-- START OF Records shown --

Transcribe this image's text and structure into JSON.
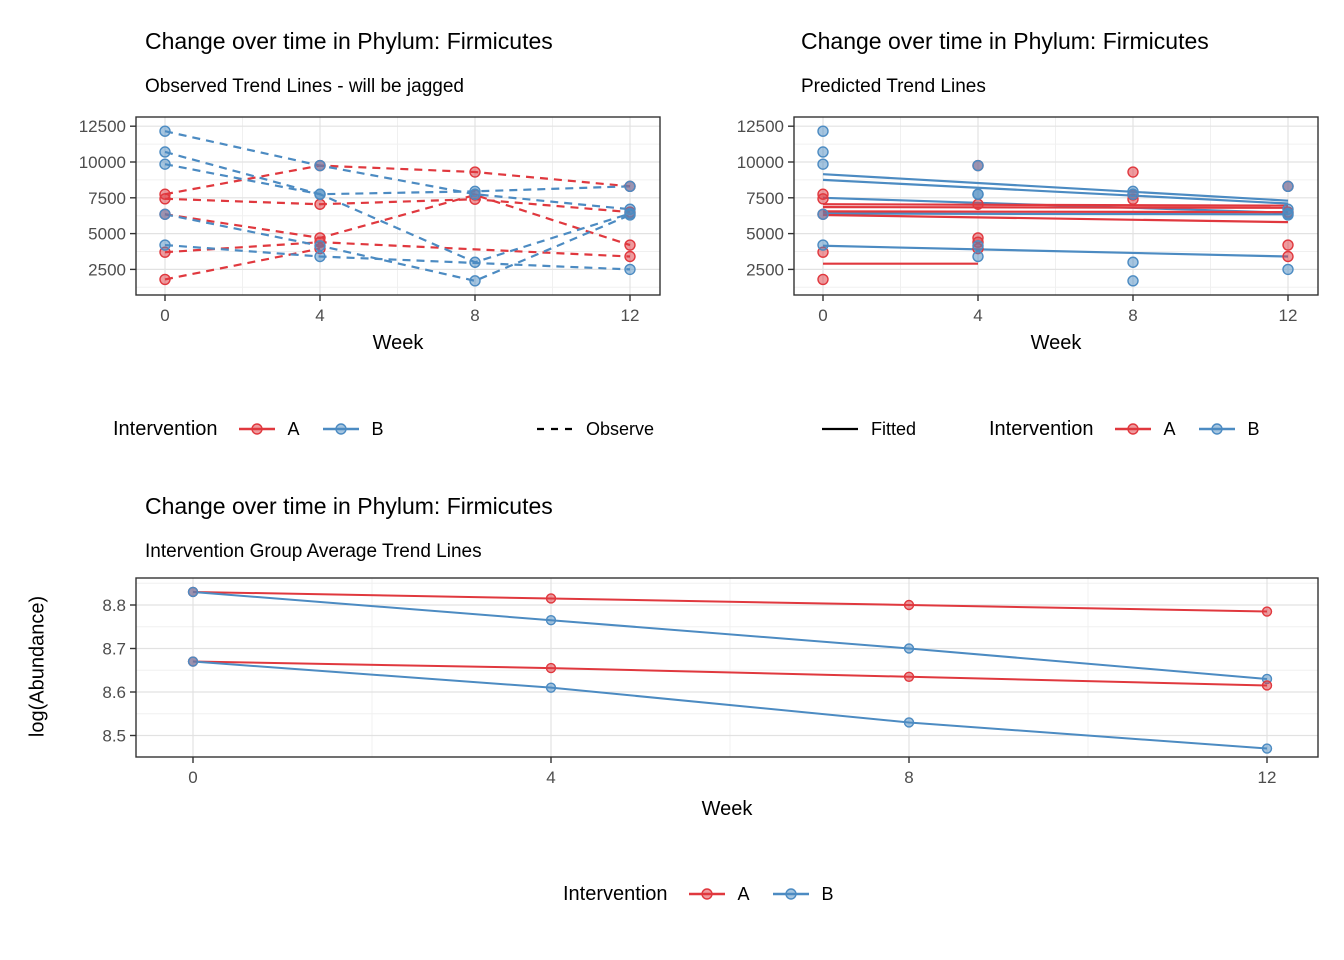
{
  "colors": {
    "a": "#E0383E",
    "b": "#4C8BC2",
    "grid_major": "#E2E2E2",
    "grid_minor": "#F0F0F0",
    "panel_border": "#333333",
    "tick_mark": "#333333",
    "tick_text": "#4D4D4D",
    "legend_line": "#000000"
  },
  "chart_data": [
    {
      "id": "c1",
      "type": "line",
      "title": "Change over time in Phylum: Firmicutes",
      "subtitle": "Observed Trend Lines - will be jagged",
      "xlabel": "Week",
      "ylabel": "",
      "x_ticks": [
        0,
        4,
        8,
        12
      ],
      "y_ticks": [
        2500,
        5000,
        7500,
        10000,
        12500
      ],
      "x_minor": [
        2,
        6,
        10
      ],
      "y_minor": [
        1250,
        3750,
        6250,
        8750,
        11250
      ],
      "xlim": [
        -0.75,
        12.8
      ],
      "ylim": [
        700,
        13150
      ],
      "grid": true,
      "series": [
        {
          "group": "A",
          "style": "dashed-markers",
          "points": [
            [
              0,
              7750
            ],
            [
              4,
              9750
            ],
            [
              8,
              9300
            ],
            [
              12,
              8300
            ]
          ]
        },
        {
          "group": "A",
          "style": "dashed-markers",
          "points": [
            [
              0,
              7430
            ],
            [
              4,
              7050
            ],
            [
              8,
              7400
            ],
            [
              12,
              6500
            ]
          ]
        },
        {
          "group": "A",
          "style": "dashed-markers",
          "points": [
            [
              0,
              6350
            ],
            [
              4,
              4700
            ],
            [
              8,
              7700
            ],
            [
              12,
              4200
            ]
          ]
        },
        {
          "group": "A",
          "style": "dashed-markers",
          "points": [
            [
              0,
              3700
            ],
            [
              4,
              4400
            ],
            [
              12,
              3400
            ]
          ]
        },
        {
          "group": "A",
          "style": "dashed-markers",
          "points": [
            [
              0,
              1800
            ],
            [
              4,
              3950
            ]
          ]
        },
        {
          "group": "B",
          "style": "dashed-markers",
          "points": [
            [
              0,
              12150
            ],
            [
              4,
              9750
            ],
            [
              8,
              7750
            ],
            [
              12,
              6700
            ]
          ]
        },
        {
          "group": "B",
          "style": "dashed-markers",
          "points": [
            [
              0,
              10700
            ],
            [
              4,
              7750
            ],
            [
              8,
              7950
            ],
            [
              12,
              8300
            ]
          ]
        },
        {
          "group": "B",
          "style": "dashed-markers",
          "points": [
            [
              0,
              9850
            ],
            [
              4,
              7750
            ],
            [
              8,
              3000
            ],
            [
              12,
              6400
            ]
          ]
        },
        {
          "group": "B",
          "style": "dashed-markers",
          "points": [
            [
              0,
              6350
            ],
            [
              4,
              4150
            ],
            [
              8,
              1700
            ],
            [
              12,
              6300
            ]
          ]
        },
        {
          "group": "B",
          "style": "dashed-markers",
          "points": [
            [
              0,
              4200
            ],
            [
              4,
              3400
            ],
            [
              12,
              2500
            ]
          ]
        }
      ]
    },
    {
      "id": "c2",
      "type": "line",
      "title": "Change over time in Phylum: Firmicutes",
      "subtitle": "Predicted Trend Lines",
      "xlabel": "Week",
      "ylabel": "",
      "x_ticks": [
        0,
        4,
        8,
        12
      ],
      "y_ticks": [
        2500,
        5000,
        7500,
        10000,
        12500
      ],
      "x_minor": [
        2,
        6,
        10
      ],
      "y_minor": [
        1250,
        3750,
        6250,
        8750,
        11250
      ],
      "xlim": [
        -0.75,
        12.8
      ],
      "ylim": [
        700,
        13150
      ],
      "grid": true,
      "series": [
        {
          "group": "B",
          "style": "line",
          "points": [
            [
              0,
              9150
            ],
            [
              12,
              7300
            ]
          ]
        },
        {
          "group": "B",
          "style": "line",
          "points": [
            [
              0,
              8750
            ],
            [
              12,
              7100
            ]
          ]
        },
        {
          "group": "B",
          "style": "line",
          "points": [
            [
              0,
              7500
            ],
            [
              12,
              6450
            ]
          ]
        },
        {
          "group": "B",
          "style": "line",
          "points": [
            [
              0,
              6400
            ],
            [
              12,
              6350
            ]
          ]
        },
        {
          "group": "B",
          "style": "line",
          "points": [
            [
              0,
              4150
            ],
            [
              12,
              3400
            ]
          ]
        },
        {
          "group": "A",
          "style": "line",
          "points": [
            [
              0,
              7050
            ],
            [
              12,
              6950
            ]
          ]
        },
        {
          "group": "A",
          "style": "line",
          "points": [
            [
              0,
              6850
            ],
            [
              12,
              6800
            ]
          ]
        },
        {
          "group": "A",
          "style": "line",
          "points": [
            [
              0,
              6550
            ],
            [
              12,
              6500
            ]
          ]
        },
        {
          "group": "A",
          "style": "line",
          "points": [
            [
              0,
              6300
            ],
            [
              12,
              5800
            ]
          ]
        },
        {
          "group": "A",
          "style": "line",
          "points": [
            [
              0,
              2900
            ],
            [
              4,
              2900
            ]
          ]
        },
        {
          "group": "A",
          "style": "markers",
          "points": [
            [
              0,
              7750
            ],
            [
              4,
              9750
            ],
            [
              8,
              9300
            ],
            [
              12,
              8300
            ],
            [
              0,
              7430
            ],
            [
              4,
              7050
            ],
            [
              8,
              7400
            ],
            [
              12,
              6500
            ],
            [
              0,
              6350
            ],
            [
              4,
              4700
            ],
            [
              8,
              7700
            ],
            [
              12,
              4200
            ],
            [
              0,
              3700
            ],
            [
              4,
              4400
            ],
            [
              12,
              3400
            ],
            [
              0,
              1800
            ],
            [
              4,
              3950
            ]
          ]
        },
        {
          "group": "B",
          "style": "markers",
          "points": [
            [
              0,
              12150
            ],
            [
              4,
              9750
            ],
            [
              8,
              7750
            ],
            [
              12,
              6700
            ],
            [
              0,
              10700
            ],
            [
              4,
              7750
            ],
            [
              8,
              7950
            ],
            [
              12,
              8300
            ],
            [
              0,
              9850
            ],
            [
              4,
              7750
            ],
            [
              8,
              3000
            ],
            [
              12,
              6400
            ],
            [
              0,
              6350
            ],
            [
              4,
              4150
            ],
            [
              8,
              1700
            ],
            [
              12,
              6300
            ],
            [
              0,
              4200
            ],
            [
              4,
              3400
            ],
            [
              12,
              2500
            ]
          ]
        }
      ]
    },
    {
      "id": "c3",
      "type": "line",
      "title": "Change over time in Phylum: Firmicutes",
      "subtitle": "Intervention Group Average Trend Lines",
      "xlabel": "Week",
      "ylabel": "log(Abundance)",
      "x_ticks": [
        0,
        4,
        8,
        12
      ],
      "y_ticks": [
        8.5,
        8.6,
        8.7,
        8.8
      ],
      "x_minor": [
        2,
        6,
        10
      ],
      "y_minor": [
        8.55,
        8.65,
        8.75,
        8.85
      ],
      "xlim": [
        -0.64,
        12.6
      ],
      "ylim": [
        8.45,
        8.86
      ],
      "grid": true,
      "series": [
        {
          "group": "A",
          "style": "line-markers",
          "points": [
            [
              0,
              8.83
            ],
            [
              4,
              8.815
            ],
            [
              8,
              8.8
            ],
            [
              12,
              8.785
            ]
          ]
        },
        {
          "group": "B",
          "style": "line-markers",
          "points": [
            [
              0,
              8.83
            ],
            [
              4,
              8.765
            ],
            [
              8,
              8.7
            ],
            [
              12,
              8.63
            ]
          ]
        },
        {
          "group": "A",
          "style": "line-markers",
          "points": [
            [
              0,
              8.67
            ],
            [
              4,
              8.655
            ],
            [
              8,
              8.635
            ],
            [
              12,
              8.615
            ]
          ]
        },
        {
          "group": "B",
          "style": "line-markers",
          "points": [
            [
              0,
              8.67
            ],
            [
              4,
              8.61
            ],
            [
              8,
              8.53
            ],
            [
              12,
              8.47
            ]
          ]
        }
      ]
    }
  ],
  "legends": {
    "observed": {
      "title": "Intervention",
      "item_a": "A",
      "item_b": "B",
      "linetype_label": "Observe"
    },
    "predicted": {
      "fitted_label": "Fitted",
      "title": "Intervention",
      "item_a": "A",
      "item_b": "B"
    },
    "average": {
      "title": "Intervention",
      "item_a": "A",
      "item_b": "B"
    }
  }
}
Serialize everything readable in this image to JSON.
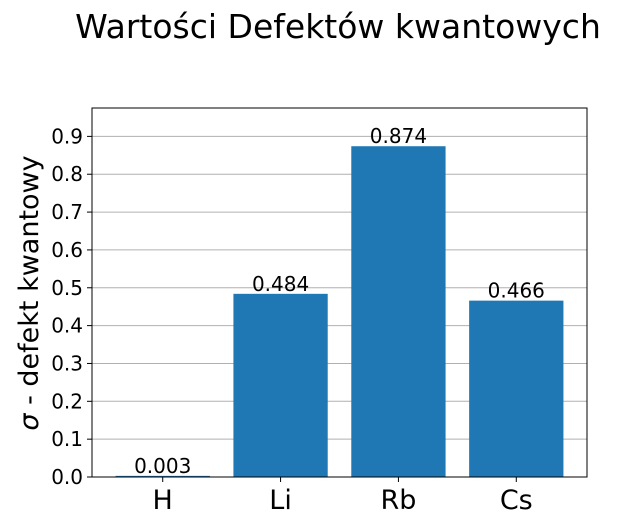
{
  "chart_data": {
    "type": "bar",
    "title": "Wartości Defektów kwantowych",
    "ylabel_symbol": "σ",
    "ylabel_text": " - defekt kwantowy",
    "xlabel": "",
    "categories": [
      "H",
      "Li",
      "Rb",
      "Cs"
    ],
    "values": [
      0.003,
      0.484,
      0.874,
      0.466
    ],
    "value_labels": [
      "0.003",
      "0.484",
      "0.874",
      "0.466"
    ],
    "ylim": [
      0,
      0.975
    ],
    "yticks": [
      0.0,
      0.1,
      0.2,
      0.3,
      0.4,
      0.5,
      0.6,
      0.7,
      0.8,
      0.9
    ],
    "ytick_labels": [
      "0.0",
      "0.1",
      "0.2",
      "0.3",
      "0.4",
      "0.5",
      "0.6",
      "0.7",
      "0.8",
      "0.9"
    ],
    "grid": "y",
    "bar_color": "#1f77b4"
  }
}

-- END OF Records shown --

> **Problem requirements**
Using the listing above, pick out each line that contains the word "Lines", then copy it.

> **Answer**
      "subtitle": "Observed Trend Lines - will be jagged",
      "subtitle": "Predicted Trend Lines",
      "subtitle": "Intervention Group Average Trend Lines",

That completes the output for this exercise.